__WRITTEN EXERCISE__:
Identify and copy all lines of the material where the string "series" is found.

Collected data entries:
- - -
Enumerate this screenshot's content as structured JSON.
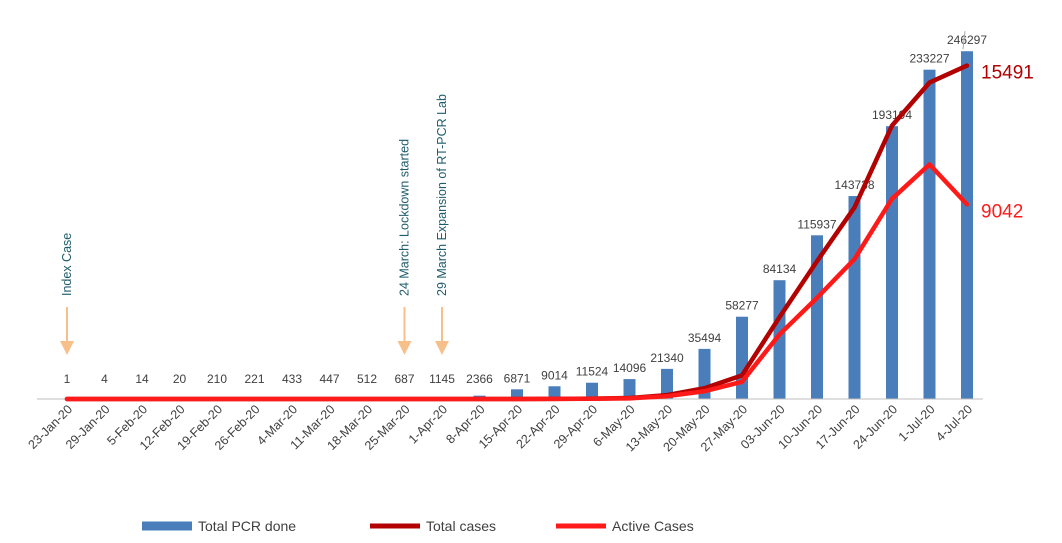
{
  "chart_data": {
    "type": "bar",
    "categories": [
      "23-Jan-20",
      "29-Jan-20",
      "5-Feb-20",
      "12-Feb-20",
      "19-Feb-20",
      "26-Feb-20",
      "4-Mar-20",
      "11-Mar-20",
      "18-Mar-20",
      "25-Mar-20",
      "1-Apr-20",
      "8-Apr-20",
      "15-Apr-20",
      "22-Apr-20",
      "29-Apr-20",
      "6-May-20",
      "13-May-20",
      "20-May-20",
      "27-May-20",
      "03-Jun-20",
      "10-Jun-20",
      "17-Jun-20",
      "24-Jun-20",
      "1-Jul-20",
      "4-Jul-20"
    ],
    "series": [
      {
        "name": "Total PCR done",
        "kind": "bar",
        "color": "#4a7ebb",
        "values": [
          1,
          4,
          14,
          20,
          210,
          221,
          433,
          447,
          512,
          687,
          1145,
          2366,
          6871,
          9014,
          11524,
          14096,
          21340,
          35494,
          58277,
          84134,
          115937,
          143738,
          193194,
          233227,
          246297
        ]
      },
      {
        "name": "Total  cases",
        "kind": "line",
        "color": "#b30000",
        "values": [
          0,
          0,
          0,
          0,
          0,
          0,
          0,
          0,
          0,
          0,
          0,
          0,
          0,
          5,
          15,
          45,
          180,
          500,
          1100,
          3800,
          6400,
          8900,
          12700,
          14700,
          15491
        ]
      },
      {
        "name": "Active Cases",
        "kind": "line",
        "color": "#ff1a1a",
        "values": [
          0,
          0,
          0,
          0,
          0,
          0,
          0,
          0,
          0,
          0,
          0,
          0,
          0,
          5,
          12,
          30,
          130,
          360,
          800,
          3000,
          4700,
          6500,
          9300,
          10900,
          9042
        ]
      }
    ],
    "bar_labels": [
      "1",
      "4",
      "14",
      "20",
      "210",
      "221",
      "433",
      "447",
      "512",
      "687",
      "1145",
      "2366",
      "6871",
      "9014",
      "11524",
      "14096",
      "21340",
      "35494",
      "58277",
      "84134",
      "115937",
      "143738",
      "193194",
      "233227",
      "246297"
    ],
    "end_labels": [
      {
        "series": "Total  cases",
        "text": "15491"
      },
      {
        "series": "Active Cases",
        "text": "9042"
      }
    ],
    "annotations": [
      {
        "category_index": 0,
        "text": "Index Case"
      },
      {
        "category_index": 9,
        "text": "24 March: Lockdown started"
      },
      {
        "category_index": 10,
        "text": "29 March Expansion of RT-PCR Lab"
      }
    ],
    "annotation_arrow_color": "#f7c08a",
    "bar_axis_max": 250000,
    "line_axis_max": 16400,
    "grid": false,
    "legend_position": "bottom"
  }
}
- - -
__OUTPUT FOR THIS EXERCISE__:
    "series": [
        "series": "Total  cases",
        "series": "Active Cases",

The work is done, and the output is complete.